> [What to do]: Identify and pull out each line of the entries in which "Atmospheric" occurs.

(Excerpts from a figure dataset)

-- Begin --

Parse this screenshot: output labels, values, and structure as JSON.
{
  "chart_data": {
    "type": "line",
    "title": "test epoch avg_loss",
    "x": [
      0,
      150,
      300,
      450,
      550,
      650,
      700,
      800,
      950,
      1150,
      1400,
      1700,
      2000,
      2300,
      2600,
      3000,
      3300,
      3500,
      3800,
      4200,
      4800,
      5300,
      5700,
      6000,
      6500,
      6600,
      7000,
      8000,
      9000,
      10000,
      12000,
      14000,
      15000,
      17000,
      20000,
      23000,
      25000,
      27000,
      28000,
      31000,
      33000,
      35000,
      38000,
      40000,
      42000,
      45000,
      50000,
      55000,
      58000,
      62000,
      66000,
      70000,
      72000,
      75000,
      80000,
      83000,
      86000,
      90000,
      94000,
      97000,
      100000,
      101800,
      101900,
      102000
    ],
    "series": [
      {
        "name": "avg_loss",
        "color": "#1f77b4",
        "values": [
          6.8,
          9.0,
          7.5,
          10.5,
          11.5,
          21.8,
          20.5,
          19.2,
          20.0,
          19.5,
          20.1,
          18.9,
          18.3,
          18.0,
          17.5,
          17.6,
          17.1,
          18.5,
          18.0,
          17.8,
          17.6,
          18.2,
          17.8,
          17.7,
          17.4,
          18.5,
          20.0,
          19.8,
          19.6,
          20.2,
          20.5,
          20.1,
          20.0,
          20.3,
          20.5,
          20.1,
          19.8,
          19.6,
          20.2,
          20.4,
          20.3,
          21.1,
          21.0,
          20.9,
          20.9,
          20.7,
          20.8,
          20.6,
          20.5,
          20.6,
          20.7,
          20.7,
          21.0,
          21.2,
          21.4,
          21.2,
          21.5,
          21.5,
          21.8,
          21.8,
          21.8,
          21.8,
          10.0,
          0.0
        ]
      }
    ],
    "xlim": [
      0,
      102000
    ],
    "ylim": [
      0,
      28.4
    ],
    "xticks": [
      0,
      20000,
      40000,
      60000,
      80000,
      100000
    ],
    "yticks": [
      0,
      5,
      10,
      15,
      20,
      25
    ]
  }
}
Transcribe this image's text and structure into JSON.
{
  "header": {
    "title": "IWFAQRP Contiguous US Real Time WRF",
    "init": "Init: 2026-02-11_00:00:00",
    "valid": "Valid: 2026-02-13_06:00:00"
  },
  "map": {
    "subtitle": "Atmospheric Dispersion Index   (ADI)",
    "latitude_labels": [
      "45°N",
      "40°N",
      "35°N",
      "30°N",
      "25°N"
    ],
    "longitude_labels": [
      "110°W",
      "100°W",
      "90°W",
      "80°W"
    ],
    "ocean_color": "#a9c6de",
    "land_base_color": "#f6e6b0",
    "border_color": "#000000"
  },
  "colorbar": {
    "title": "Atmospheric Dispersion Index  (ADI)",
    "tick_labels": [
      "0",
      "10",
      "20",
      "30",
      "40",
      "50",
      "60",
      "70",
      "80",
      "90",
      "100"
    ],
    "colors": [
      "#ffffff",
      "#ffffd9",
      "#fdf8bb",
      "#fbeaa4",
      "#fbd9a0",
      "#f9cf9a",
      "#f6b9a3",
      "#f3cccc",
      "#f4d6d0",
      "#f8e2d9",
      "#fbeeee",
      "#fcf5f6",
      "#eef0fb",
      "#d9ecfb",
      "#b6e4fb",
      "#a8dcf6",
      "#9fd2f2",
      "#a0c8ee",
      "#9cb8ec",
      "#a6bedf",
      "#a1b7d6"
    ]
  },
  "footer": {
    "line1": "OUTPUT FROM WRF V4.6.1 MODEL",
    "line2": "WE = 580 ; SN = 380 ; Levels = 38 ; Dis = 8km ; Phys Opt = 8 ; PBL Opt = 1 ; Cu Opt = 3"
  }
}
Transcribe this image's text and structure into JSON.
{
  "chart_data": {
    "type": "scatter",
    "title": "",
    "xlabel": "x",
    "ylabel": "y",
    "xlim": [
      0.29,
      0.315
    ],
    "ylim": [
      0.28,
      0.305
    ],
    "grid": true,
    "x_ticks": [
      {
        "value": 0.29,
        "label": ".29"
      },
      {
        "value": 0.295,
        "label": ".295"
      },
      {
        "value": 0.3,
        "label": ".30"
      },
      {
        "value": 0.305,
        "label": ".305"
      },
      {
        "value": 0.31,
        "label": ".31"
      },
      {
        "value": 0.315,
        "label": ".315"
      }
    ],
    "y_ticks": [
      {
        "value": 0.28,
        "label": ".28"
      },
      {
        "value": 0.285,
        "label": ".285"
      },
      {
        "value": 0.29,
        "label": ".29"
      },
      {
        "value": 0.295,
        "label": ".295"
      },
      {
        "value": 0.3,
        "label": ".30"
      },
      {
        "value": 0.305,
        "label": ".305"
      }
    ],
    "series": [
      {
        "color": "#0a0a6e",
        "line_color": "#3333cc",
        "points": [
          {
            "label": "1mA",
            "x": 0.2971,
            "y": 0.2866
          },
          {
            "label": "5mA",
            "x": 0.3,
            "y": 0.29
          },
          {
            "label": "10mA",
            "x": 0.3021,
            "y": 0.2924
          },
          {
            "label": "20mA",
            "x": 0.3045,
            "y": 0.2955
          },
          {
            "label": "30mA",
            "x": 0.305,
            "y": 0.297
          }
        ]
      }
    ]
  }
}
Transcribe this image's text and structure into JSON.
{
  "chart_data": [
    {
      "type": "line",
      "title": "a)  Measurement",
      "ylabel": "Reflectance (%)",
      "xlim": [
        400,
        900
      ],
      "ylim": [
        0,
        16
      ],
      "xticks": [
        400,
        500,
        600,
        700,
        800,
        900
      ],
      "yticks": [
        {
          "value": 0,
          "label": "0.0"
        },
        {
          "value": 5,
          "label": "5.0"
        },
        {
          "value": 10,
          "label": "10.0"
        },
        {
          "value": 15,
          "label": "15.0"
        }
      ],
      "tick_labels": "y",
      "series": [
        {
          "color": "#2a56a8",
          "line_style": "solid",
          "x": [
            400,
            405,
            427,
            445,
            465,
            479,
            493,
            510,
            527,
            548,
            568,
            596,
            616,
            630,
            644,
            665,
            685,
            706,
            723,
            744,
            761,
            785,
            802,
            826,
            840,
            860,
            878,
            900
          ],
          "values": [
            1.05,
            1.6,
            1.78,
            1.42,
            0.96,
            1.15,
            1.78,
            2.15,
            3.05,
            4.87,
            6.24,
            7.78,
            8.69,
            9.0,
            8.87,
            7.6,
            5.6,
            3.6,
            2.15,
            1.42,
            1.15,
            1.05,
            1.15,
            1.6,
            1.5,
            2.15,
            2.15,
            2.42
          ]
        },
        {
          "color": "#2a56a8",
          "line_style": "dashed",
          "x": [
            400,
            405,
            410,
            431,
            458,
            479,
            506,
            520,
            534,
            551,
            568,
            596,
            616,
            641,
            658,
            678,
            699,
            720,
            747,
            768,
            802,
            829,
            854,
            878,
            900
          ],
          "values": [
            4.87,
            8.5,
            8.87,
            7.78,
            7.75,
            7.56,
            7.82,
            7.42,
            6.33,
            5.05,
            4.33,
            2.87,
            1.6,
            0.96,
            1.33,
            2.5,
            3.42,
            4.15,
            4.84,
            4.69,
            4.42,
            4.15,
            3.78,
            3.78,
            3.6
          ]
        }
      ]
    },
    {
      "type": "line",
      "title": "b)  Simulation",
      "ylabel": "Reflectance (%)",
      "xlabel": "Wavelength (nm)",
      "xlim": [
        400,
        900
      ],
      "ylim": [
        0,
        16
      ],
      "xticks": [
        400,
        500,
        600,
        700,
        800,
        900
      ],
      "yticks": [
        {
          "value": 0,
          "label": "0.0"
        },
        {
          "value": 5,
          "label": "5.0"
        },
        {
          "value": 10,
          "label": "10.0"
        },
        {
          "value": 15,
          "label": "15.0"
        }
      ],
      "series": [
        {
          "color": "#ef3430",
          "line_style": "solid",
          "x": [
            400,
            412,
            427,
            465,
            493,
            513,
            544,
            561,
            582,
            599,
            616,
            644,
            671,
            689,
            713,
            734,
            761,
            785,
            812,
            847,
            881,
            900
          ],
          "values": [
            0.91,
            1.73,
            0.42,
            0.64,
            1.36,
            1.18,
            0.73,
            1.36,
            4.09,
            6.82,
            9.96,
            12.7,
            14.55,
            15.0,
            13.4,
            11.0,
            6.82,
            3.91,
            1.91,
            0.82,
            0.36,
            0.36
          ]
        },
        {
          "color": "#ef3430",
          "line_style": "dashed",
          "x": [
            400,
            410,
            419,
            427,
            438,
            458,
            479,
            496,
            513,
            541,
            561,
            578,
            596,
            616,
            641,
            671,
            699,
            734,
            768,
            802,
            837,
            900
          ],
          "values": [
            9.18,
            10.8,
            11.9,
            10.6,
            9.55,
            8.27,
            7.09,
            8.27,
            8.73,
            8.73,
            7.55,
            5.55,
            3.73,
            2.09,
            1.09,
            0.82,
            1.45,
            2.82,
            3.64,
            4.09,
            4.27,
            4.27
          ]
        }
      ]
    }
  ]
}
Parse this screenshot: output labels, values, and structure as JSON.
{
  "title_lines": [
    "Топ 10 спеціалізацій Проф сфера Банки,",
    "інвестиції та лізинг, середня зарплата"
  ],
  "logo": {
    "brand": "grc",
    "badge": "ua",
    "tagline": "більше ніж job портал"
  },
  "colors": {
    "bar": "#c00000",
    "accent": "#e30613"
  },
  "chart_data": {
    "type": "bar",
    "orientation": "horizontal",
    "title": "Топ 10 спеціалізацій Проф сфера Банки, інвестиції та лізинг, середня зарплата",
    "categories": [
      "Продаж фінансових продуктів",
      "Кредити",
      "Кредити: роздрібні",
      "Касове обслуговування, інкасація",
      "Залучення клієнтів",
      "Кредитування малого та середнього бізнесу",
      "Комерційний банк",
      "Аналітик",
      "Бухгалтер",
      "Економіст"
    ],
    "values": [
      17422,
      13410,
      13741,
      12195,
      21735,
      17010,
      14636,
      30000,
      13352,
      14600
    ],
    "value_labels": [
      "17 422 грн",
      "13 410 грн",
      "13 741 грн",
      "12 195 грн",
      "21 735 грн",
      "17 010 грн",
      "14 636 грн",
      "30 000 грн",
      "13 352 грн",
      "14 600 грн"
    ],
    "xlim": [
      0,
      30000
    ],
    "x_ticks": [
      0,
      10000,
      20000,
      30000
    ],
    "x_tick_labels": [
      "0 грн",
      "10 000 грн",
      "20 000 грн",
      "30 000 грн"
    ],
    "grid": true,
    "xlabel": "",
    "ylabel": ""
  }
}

-- End --

> [Solution to the problem]:
    "subtitle": "Atmospheric Dispersion Index   (ADI)",
    "title": "Atmospheric Dispersion Index  (ADI)",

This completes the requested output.